**EXERCISE TASK**
Copy out the records below, switching every "grade-good" to "grade-excellent" and changing nothing else. Leave the pictures out of your copy.

**RECORDS TO USE**
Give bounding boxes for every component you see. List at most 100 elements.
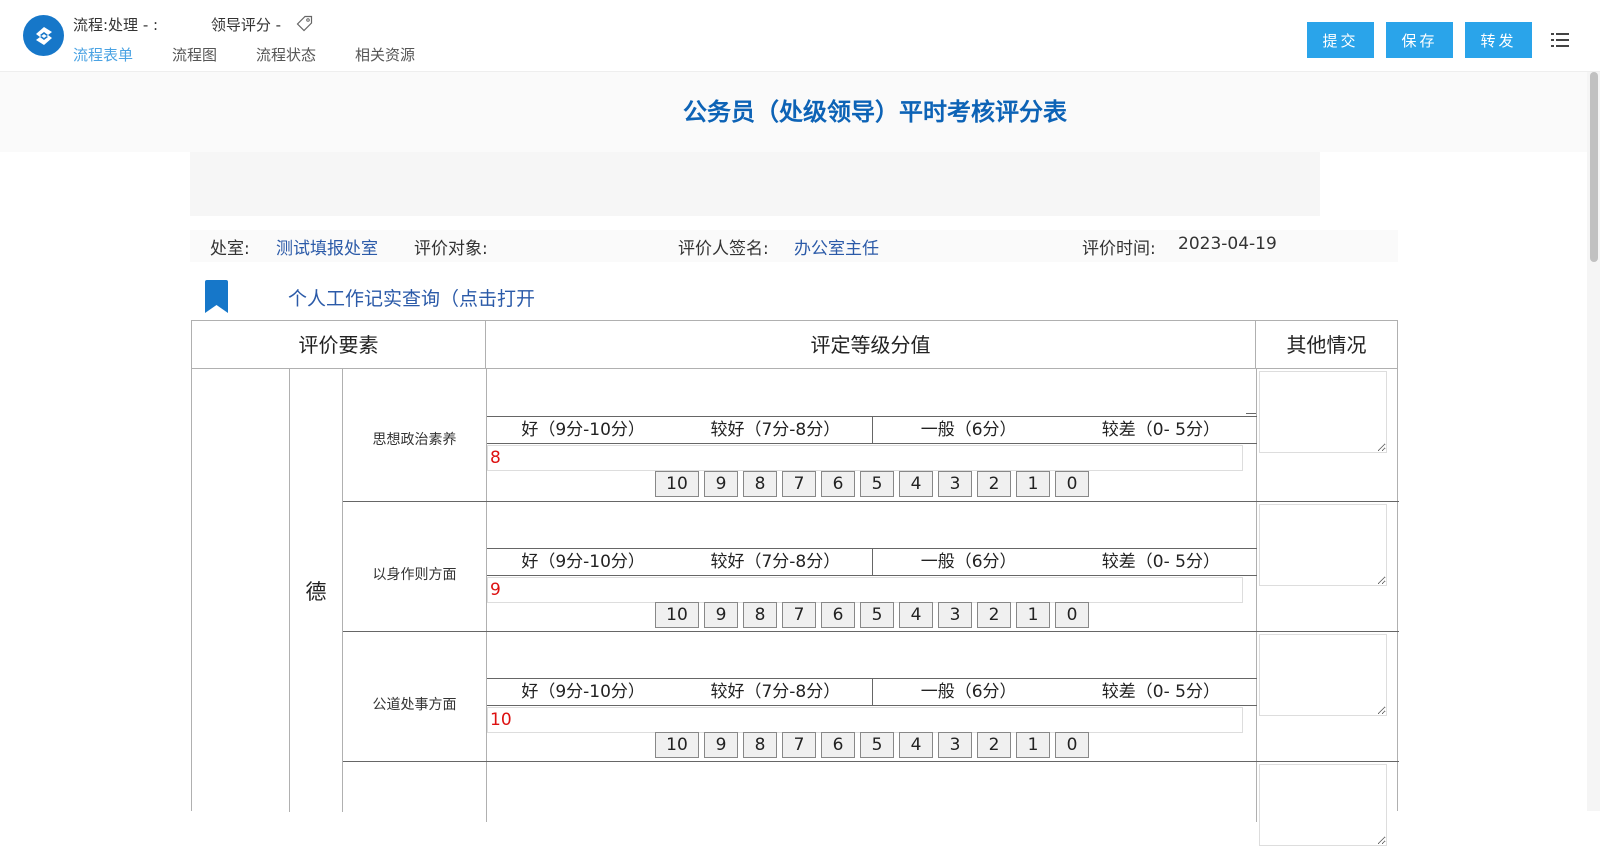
grade-good: 好（9分-10分） (521, 682, 645, 702)
score-button-4[interactable]: 4 (899, 471, 933, 497)
score-button-2[interactable]: 2 (977, 471, 1011, 497)
signer-label: 评价人签名: (678, 239, 769, 259)
tab-status[interactable]: 流程状态 (256, 44, 316, 65)
row-label (343, 762, 487, 822)
score-button-5[interactable]: 5 (860, 732, 894, 758)
grade-poor: 较差（0- 5分） (1101, 420, 1220, 440)
grade-fairly-good: 较好（7分-8分） (679, 679, 873, 705)
score-button-10[interactable]: 10 (655, 732, 699, 758)
submit-button[interactable]: 提交 (1307, 22, 1374, 58)
score-buttons: 10 9 8 7 6 5 4 3 2 1 0 (487, 732, 1257, 758)
table-row: 以身作则方面 好（9分-10分） 较好（7分-8分） 一般（6分） 较差（0- … (343, 502, 1399, 632)
forward-button[interactable]: 转发 (1465, 22, 1532, 58)
tab-flowchart[interactable]: 流程图 (172, 44, 217, 65)
grade-fairly-good: 较好（7分-8分） (679, 417, 873, 443)
score-button-7[interactable]: 7 (782, 602, 816, 628)
form-tabs: 流程表单 流程图 流程状态 相关资源 (73, 44, 454, 65)
score-input[interactable]: 9 (487, 577, 1243, 603)
score-input[interactable]: 8 (487, 445, 1243, 471)
scrollbar-thumb[interactable] (1590, 72, 1598, 262)
score-button-7[interactable]: 7 (782, 732, 816, 758)
score-button-0[interactable]: 0 (1055, 602, 1089, 628)
group-cell (192, 369, 290, 812)
row-grade-area: 好（9分-10分） 较好（7分-8分） 一般（6分） 较差（0- 5分） 9 1… (487, 502, 1257, 631)
score-button-8[interactable]: 8 (743, 471, 777, 497)
score-button-10[interactable]: 10 (655, 471, 699, 497)
score-button-8[interactable]: 8 (743, 732, 777, 758)
row-label: 公道处事方面 (343, 632, 487, 761)
target-label: 评价对象: (414, 239, 488, 259)
grade-good: 好（9分-10分） (521, 420, 645, 440)
tag-icon[interactable] (296, 15, 313, 32)
dept-label: 处室: (210, 239, 250, 259)
score-input[interactable]: 10 (487, 707, 1243, 733)
signer-value: 办公室主任 (794, 239, 879, 259)
score-button-9[interactable]: 9 (704, 732, 738, 758)
row-label: 以身作则方面 (343, 502, 487, 631)
score-button-3[interactable]: 3 (938, 732, 972, 758)
grade-good: 好（9分-10分） (521, 552, 645, 572)
other-notes-input[interactable] (1259, 371, 1387, 453)
grade-average: 一般（6分） (920, 420, 1017, 440)
score-button-10[interactable]: 10 (655, 602, 699, 628)
save-button[interactable]: 保存 (1386, 22, 1453, 58)
score-button-0[interactable]: 0 (1055, 471, 1089, 497)
tab-resources[interactable]: 相关资源 (355, 44, 415, 65)
row-label: 思想政治素养 (343, 369, 487, 501)
grade-labels: 好（9分-10分） 较好（7分-8分） 一般（6分） 较差（0- 5分） (487, 678, 1257, 706)
grade-average: 一般（6分） (920, 552, 1017, 572)
score-button-0[interactable]: 0 (1055, 732, 1089, 758)
other-cell (1257, 762, 1399, 846)
other-notes-input[interactable] (1259, 764, 1387, 846)
grade-labels: 好（9分-10分） 较好（7分-8分） 一般（6分） 较差（0- 5分） (487, 416, 1257, 444)
score-button-5[interactable]: 5 (860, 602, 894, 628)
row-grade-area (487, 762, 1257, 822)
score-button-1[interactable]: 1 (1016, 602, 1050, 628)
tab-form[interactable]: 流程表单 (73, 44, 133, 65)
blank-band (190, 152, 1320, 216)
header-other: 其他情况 (1256, 321, 1397, 369)
score-button-9[interactable]: 9 (704, 602, 738, 628)
score-button-1[interactable]: 1 (1016, 471, 1050, 497)
bookmark-icon (205, 280, 228, 313)
evaluation-table: 评价要素 评定等级分值 其他情况 德 思想政治素养 好（9分-10分） 较好（7… (191, 320, 1399, 846)
work-record-link[interactable]: 个人工作记实查询（点击打开 (288, 284, 535, 311)
process-title: 流程:处理 - : 领导评分 - (73, 14, 313, 35)
score-button-1[interactable]: 1 (1016, 732, 1050, 758)
process-label: 流程:处理 - : (73, 16, 159, 34)
row-grade-area: 好（9分-10分） 较好（7分-8分） 一般（6分） 较差（0- 5分） 10 … (487, 632, 1257, 761)
grade-fairly-good: 较好（7分-8分） (679, 549, 873, 575)
form-title: 公务员（处级领导）平时考核评分表 (683, 98, 1067, 126)
other-notes-input[interactable] (1259, 634, 1387, 716)
other-cell (1257, 632, 1399, 761)
grade-poor: 较差（0- 5分） (1101, 552, 1220, 572)
process-subtitle: 领导评分 - (210, 16, 282, 34)
dept-value: 测试填报处室 (276, 239, 378, 259)
grade-labels: 好（9分-10分） 较好（7分-8分） 一般（6分） 较差（0- 5分） (487, 548, 1257, 576)
score-buttons: 10 9 8 7 6 5 4 3 2 1 0 (487, 471, 1257, 497)
score-button-7[interactable]: 7 (782, 471, 816, 497)
table-row (343, 762, 1399, 846)
score-button-2[interactable]: 2 (977, 602, 1011, 628)
app-logo (23, 15, 64, 56)
score-button-6[interactable]: 6 (821, 471, 855, 497)
score-button-2[interactable]: 2 (977, 732, 1011, 758)
header-factor: 评价要素 (192, 321, 486, 369)
score-button-5[interactable]: 5 (860, 471, 894, 497)
score-button-3[interactable]: 3 (938, 602, 972, 628)
score-button-3[interactable]: 3 (938, 471, 972, 497)
row-marker (1246, 413, 1256, 414)
score-button-4[interactable]: 4 (899, 602, 933, 628)
time-label: 评价时间: (1082, 239, 1156, 259)
score-button-9[interactable]: 9 (704, 471, 738, 497)
other-cell (1257, 369, 1399, 501)
logo-icon (35, 26, 52, 45)
score-button-6[interactable]: 6 (821, 602, 855, 628)
score-button-6[interactable]: 6 (821, 732, 855, 758)
other-notes-input[interactable] (1259, 504, 1387, 586)
list-menu-icon[interactable] (1550, 30, 1570, 50)
form-container: 公务员（处级领导）平时考核评分表 处室: 测试填报处室 评价对象: 评价人签名:… (0, 72, 1587, 846)
table-row: 公道处事方面 好（9分-10分） 较好（7分-8分） 一般（6分） 较差（0- … (343, 632, 1399, 762)
score-button-4[interactable]: 4 (899, 732, 933, 758)
score-button-8[interactable]: 8 (743, 602, 777, 628)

**PROBLEM SOLUTION**
Give bounding boxes for every component you see. List at most 100 elements.
grade-excellent: 好（9分-10分） (521, 682, 645, 702)
score-button-4[interactable]: 4 (899, 471, 933, 497)
score-button-2[interactable]: 2 (977, 471, 1011, 497)
signer-label: 评价人签名: (678, 239, 769, 259)
tab-status[interactable]: 流程状态 (256, 44, 316, 65)
row-label (343, 762, 487, 822)
score-button-5[interactable]: 5 (860, 732, 894, 758)
grade-poor: 较差（0- 5分） (1101, 420, 1220, 440)
grade-fairly-good: 较好（7分-8分） (679, 679, 873, 705)
score-button-10[interactable]: 10 (655, 732, 699, 758)
submit-button[interactable]: 提交 (1307, 22, 1374, 58)
score-buttons: 10 9 8 7 6 5 4 3 2 1 0 (487, 732, 1257, 758)
table-row: 以身作则方面 好（9分-10分） 较好（7分-8分） 一般（6分） 较差（0- … (343, 502, 1399, 632)
forward-button[interactable]: 转发 (1465, 22, 1532, 58)
tab-flowchart[interactable]: 流程图 (172, 44, 217, 65)
grade-fairly-good: 较好（7分-8分） (679, 417, 873, 443)
score-button-7[interactable]: 7 (782, 602, 816, 628)
form-tabs: 流程表单 流程图 流程状态 相关资源 (73, 44, 454, 65)
score-input[interactable]: 9 (487, 577, 1243, 603)
score-input[interactable]: 8 (487, 445, 1243, 471)
scrollbar-thumb[interactable] (1590, 72, 1598, 262)
score-button-7[interactable]: 7 (782, 732, 816, 758)
score-button-0[interactable]: 0 (1055, 602, 1089, 628)
group-cell (192, 369, 290, 812)
row-grade-area: 好（9分-10分） 较好（7分-8分） 一般（6分） 较差（0- 5分） 9 1… (487, 502, 1257, 631)
score-button-8[interactable]: 8 (743, 471, 777, 497)
score-button-10[interactable]: 10 (655, 471, 699, 497)
score-button-8[interactable]: 8 (743, 732, 777, 758)
row-label: 公道处事方面 (343, 632, 487, 761)
target-label: 评价对象: (414, 239, 488, 259)
grade-excellent: 好（9分-10分） (521, 420, 645, 440)
tag-icon[interactable] (296, 15, 313, 32)
dept-label: 处室: (210, 239, 250, 259)
score-input[interactable]: 10 (487, 707, 1243, 733)
signer-value: 办公室主任 (794, 239, 879, 259)
score-button-9[interactable]: 9 (704, 732, 738, 758)
row-label: 以身作则方面 (343, 502, 487, 631)
score-button-3[interactable]: 3 (938, 732, 972, 758)
grade-excellent: 好（9分-10分） (521, 552, 645, 572)
other-notes-input[interactable] (1259, 371, 1387, 453)
grade-average: 一般（6分） (920, 420, 1017, 440)
score-button-10[interactable]: 10 (655, 602, 699, 628)
save-button[interactable]: 保存 (1386, 22, 1453, 58)
score-button-0[interactable]: 0 (1055, 471, 1089, 497)
tab-resources[interactable]: 相关资源 (355, 44, 415, 65)
row-label: 思想政治素养 (343, 369, 487, 501)
grade-labels: 好（9分-10分） 较好（7分-8分） 一般（6分） 较差（0- 5分） (487, 678, 1257, 706)
grade-average: 一般（6分） (920, 552, 1017, 572)
score-button-0[interactable]: 0 (1055, 732, 1089, 758)
other-cell (1257, 762, 1399, 846)
other-notes-input[interactable] (1259, 764, 1387, 846)
grade-labels: 好（9分-10分） 较好（7分-8分） 一般（6分） 较差（0- 5分） (487, 416, 1257, 444)
score-button-5[interactable]: 5 (860, 602, 894, 628)
row-grade-area (487, 762, 1257, 822)
score-button-1[interactable]: 1 (1016, 602, 1050, 628)
tab-form[interactable]: 流程表单 (73, 44, 133, 65)
blank-band (190, 152, 1320, 216)
header-other: 其他情况 (1256, 321, 1397, 369)
score-button-9[interactable]: 9 (704, 602, 738, 628)
score-button-1[interactable]: 1 (1016, 471, 1050, 497)
bookmark-icon (205, 280, 228, 313)
evaluation-table: 评价要素 评定等级分值 其他情况 德 思想政治素养 好（9分-10分） 较好（7… (191, 320, 1399, 846)
work-record-link[interactable]: 个人工作记实查询（点击打开 (288, 284, 535, 311)
process-title: 流程:处理 - : 领导评分 - (73, 14, 313, 35)
score-button-1[interactable]: 1 (1016, 732, 1050, 758)
process-label: 流程:处理 - : (73, 16, 159, 34)
row-grade-area: 好（9分-10分） 较好（7分-8分） 一般（6分） 较差（0- 5分） 10 … (487, 632, 1257, 761)
grade-fairly-good: 较好（7分-8分） (679, 549, 873, 575)
form-title: 公务员（处级领导）平时考核评分表 (683, 98, 1067, 126)
other-notes-input[interactable] (1259, 634, 1387, 716)
other-cell (1257, 632, 1399, 761)
grade-poor: 较差（0- 5分） (1101, 552, 1220, 572)
process-subtitle: 领导评分 - (210, 16, 282, 34)
dept-value: 测试填报处室 (276, 239, 378, 259)
grade-labels: 好（9分-10分） 较好（7分-8分） 一般（6分） 较差（0- 5分） (487, 548, 1257, 576)
score-buttons: 10 9 8 7 6 5 4 3 2 1 0 (487, 471, 1257, 497)
score-button-7[interactable]: 7 (782, 471, 816, 497)
table-row (343, 762, 1399, 846)
score-button-2[interactable]: 2 (977, 602, 1011, 628)
app-logo (23, 15, 64, 56)
score-button-6[interactable]: 6 (821, 471, 855, 497)
score-button-2[interactable]: 2 (977, 732, 1011, 758)
header-factor: 评价要素 (192, 321, 486, 369)
score-button-5[interactable]: 5 (860, 471, 894, 497)
score-button-3[interactable]: 3 (938, 602, 972, 628)
score-button-3[interactable]: 3 (938, 471, 972, 497)
row-marker (1246, 413, 1256, 414)
score-button-4[interactable]: 4 (899, 602, 933, 628)
time-label: 评价时间: (1082, 239, 1156, 259)
score-button-9[interactable]: 9 (704, 471, 738, 497)
other-cell (1257, 369, 1399, 501)
logo-icon (35, 26, 52, 45)
score-button-6[interactable]: 6 (821, 602, 855, 628)
score-button-6[interactable]: 6 (821, 732, 855, 758)
other-notes-input[interactable] (1259, 504, 1387, 586)
list-menu-icon[interactable] (1550, 30, 1570, 50)
form-container: 公务员（处级领导）平时考核评分表 处室: 测试填报处室 评价对象: 评价人签名:… (0, 72, 1587, 846)
table-row: 公道处事方面 好（9分-10分） 较好（7分-8分） 一般（6分） 较差（0- … (343, 632, 1399, 762)
score-button-4[interactable]: 4 (899, 732, 933, 758)
score-button-8[interactable]: 8 (743, 602, 777, 628)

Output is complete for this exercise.